# [What the task requires]
Copy the data word for word, keeping every line.
= = =
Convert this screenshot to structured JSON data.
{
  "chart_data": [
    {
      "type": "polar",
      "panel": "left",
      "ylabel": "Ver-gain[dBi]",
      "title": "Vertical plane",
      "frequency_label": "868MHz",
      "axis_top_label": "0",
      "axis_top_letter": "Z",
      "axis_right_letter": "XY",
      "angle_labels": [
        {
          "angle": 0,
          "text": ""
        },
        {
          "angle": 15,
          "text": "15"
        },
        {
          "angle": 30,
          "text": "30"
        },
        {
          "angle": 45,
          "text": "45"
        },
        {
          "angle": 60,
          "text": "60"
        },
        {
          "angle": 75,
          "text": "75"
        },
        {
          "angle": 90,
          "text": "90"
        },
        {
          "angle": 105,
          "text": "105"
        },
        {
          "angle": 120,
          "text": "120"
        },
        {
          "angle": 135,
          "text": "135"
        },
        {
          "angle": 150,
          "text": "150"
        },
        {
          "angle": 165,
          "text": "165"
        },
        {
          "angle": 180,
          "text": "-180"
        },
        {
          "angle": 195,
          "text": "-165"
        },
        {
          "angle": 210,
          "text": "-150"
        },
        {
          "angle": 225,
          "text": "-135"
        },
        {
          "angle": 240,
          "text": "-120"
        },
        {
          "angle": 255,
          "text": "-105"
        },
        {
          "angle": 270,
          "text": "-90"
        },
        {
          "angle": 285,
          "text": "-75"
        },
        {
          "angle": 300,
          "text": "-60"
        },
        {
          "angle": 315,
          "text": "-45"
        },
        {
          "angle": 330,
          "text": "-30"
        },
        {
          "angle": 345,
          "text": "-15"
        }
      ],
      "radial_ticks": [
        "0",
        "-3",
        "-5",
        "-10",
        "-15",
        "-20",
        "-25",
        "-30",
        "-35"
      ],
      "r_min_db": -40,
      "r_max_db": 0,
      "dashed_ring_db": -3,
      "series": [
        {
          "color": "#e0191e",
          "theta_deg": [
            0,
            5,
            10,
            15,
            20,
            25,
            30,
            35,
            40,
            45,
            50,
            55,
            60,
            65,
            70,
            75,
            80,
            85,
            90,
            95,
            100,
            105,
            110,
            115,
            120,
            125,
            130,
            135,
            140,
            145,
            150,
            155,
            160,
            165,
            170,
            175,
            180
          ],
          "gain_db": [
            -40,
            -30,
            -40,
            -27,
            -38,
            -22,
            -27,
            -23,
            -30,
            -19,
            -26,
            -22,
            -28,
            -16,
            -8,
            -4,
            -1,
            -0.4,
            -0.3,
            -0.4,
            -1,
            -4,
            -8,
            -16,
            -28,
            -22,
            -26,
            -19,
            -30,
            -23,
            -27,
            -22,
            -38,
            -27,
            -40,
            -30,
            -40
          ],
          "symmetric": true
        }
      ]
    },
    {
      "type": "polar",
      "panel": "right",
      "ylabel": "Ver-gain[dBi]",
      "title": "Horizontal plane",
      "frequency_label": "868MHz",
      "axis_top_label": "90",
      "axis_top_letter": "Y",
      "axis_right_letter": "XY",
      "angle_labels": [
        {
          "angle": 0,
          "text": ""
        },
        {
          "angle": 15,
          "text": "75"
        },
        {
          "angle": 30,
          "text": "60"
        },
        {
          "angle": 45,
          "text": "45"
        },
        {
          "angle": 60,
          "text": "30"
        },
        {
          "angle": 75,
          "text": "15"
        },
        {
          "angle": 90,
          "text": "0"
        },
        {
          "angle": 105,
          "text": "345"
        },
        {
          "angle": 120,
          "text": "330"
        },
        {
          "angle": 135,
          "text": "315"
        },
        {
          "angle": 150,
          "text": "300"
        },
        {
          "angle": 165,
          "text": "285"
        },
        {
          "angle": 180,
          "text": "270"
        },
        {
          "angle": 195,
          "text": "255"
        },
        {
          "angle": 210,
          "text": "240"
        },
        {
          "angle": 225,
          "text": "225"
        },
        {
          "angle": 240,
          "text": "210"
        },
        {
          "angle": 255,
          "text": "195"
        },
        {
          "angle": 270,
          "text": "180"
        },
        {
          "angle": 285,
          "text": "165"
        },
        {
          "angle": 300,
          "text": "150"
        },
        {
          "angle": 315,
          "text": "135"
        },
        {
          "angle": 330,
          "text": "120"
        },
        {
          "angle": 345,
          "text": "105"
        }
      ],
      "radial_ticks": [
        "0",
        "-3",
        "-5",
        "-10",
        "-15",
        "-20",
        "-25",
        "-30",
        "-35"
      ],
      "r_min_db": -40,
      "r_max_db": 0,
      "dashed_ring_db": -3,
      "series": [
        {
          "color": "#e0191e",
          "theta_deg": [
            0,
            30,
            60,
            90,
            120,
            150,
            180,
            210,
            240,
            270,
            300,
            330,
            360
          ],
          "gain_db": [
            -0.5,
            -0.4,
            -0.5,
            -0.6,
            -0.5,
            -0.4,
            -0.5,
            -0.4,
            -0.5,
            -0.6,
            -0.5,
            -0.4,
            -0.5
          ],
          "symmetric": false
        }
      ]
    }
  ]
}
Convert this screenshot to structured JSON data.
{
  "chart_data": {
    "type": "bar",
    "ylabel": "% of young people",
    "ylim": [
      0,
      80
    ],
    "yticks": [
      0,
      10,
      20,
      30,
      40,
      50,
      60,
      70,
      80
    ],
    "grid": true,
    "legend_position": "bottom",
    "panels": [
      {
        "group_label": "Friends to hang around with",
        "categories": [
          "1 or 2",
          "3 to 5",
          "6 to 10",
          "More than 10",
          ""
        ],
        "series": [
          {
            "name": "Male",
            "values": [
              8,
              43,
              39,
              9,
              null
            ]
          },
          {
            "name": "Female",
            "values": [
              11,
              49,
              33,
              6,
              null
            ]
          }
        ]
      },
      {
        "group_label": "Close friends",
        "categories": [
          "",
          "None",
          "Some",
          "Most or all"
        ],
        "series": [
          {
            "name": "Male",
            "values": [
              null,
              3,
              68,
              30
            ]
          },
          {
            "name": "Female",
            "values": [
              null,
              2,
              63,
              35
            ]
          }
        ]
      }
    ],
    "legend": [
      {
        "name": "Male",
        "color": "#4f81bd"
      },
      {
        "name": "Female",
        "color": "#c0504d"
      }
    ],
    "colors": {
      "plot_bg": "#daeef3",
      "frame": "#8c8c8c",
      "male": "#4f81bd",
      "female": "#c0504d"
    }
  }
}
= = =
# [Response below]
Convert this screenshot to structured JSON data.
{
  "chart_data": [
    {
      "type": "polar",
      "panel": "left",
      "ylabel": "Ver-gain[dBi]",
      "title": "Vertical plane",
      "frequency_label": "868MHz",
      "axis_top_label": "0",
      "axis_top_letter": "Z",
      "axis_right_letter": "XY",
      "angle_labels": [
        {
          "angle": 0,
          "text": ""
        },
        {
          "angle": 15,
          "text": "15"
        },
        {
          "angle": 30,
          "text": "30"
        },
        {
          "angle": 45,
          "text": "45"
        },
        {
          "angle": 60,
          "text": "60"
        },
        {
          "angle": 75,
          "text": "75"
        },
        {
          "angle": 90,
          "text": "90"
        },
        {
          "angle": 105,
          "text": "105"
        },
        {
          "angle": 120,
          "text": "120"
        },
        {
          "angle": 135,
          "text": "135"
        },
        {
          "angle": 150,
          "text": "150"
        },
        {
          "angle": 165,
          "text": "165"
        },
        {
          "angle": 180,
          "text": "-180"
        },
        {
          "angle": 195,
          "text": "-165"
        },
        {
          "angle": 210,
          "text": "-150"
        },
        {
          "angle": 225,
          "text": "-135"
        },
        {
          "angle": 240,
          "text": "-120"
        },
        {
          "angle": 255,
          "text": "-105"
        },
        {
          "angle": 270,
          "text": "-90"
        },
        {
          "angle": 285,
          "text": "-75"
        },
        {
          "angle": 300,
          "text": "-60"
        },
        {
          "angle": 315,
          "text": "-45"
        },
        {
          "angle": 330,
          "text": "-30"
        },
        {
          "angle": 345,
          "text": "-15"
        }
      ],
      "radial_ticks": [
        "0",
        "-3",
        "-5",
        "-10",
        "-15",
        "-20",
        "-25",
        "-30",
        "-35"
      ],
      "r_min_db": -40,
      "r_max_db": 0,
      "dashed_ring_db": -3,
      "series": [
        {
          "color": "#e0191e",
          "theta_deg": [
            0,
            5,
            10,
            15,
            20,
            25,
            30,
            35,
            40,
            45,
            50,
            55,
            60,
            65,
            70,
            75,
            80,
            85,
            90,
            95,
            100,
            105,
            110,
            115,
            120,
            125,
            130,
            135,
            140,
            145,
            150,
            155,
            160,
            165,
            170,
            175,
            180
          ],
          "gain_db": [
            -40,
            -30,
            -40,
            -27,
            -38,
            -22,
            -27,
            -23,
            -30,
            -19,
            -26,
            -22,
            -28,
            -16,
            -8,
            -4,
            -1,
            -0.4,
            -0.3,
            -0.4,
            -1,
            -4,
            -8,
            -16,
            -28,
            -22,
            -26,
            -19,
            -30,
            -23,
            -27,
            -22,
            -38,
            -27,
            -40,
            -30,
            -40
          ],
          "symmetric": true
        }
      ]
    },
    {
      "type": "polar",
      "panel": "right",
      "ylabel": "Ver-gain[dBi]",
      "title": "Horizontal plane",
      "frequency_label": "868MHz",
      "axis_top_label": "90",
      "axis_top_letter": "Y",
      "axis_right_letter": "XY",
      "angle_labels": [
        {
          "angle": 0,
          "text": ""
        },
        {
          "angle": 15,
          "text": "75"
        },
        {
          "angle": 30,
          "text": "60"
        },
        {
          "angle": 45,
          "text": "45"
        },
        {
          "angle": 60,
          "text": "30"
        },
        {
          "angle": 75,
          "text": "15"
        },
        {
          "angle": 90,
          "text": "0"
        },
        {
          "angle": 105,
          "text": "345"
        },
        {
          "angle": 120,
          "text": "330"
        },
        {
          "angle": 135,
          "text": "315"
        },
        {
          "angle": 150,
          "text": "300"
        },
        {
          "angle": 165,
          "text": "285"
        },
        {
          "angle": 180,
          "text": "270"
        },
        {
          "angle": 195,
          "text": "255"
        },
        {
          "angle": 210,
          "text": "240"
        },
        {
          "angle": 225,
          "text": "225"
        },
        {
          "angle": 240,
          "text": "210"
        },
        {
          "angle": 255,
          "text": "195"
        },
        {
          "angle": 270,
          "text": "180"
        },
        {
          "angle": 285,
          "text": "165"
        },
        {
          "angle": 300,
          "text": "150"
        },
        {
          "angle": 315,
          "text": "135"
        },
        {
          "angle": 330,
          "text": "120"
        },
        {
          "angle": 345,
          "text": "105"
        }
      ],
      "radial_ticks": [
        "0",
        "-3",
        "-5",
        "-10",
        "-15",
        "-20",
        "-25",
        "-30",
        "-35"
      ],
      "r_min_db": -40,
      "r_max_db": 0,
      "dashed_ring_db": -3,
      "series": [
        {
          "color": "#e0191e",
          "theta_deg": [
            0,
            30,
            60,
            90,
            120,
            150,
            180,
            210,
            240,
            270,
            300,
            330,
            360
          ],
          "gain_db": [
            -0.5,
            -0.4,
            -0.5,
            -0.6,
            -0.5,
            -0.4,
            -0.5,
            -0.4,
            -0.5,
            -0.6,
            -0.5,
            -0.4,
            -0.5
          ],
          "symmetric": false
        }
      ]
    }
  ]
}
Convert this screenshot to structured JSON data.
{
  "chart_data": {
    "type": "bar",
    "ylabel": "% of young people",
    "ylim": [
      0,
      80
    ],
    "yticks": [
      0,
      10,
      20,
      30,
      40,
      50,
      60,
      70,
      80
    ],
    "grid": true,
    "legend_position": "bottom",
    "panels": [
      {
        "group_label": "Friends to hang around with",
        "categories": [
          "1 or 2",
          "3 to 5",
          "6 to 10",
          "More than 10",
          ""
        ],
        "series": [
          {
            "name": "Male",
            "values": [
              8,
              43,
              39,
              9,
              null
            ]
          },
          {
            "name": "Female",
            "values": [
              11,
              49,
              33,
              6,
              null
            ]
          }
        ]
      },
      {
        "group_label": "Close friends",
        "categories": [
          "",
          "None",
          "Some",
          "Most or all"
        ],
        "series": [
          {
            "name": "Male",
            "values": [
              null,
              3,
              68,
              30
            ]
          },
          {
            "name": "Female",
            "values": [
              null,
              2,
              63,
              35
            ]
          }
        ]
      }
    ],
    "legend": [
      {
        "name": "Male",
        "color": "#4f81bd"
      },
      {
        "name": "Female",
        "color": "#c0504d"
      }
    ],
    "colors": {
      "plot_bg": "#daeef3",
      "frame": "#8c8c8c",
      "male": "#4f81bd",
      "female": "#c0504d"
    }
  }
}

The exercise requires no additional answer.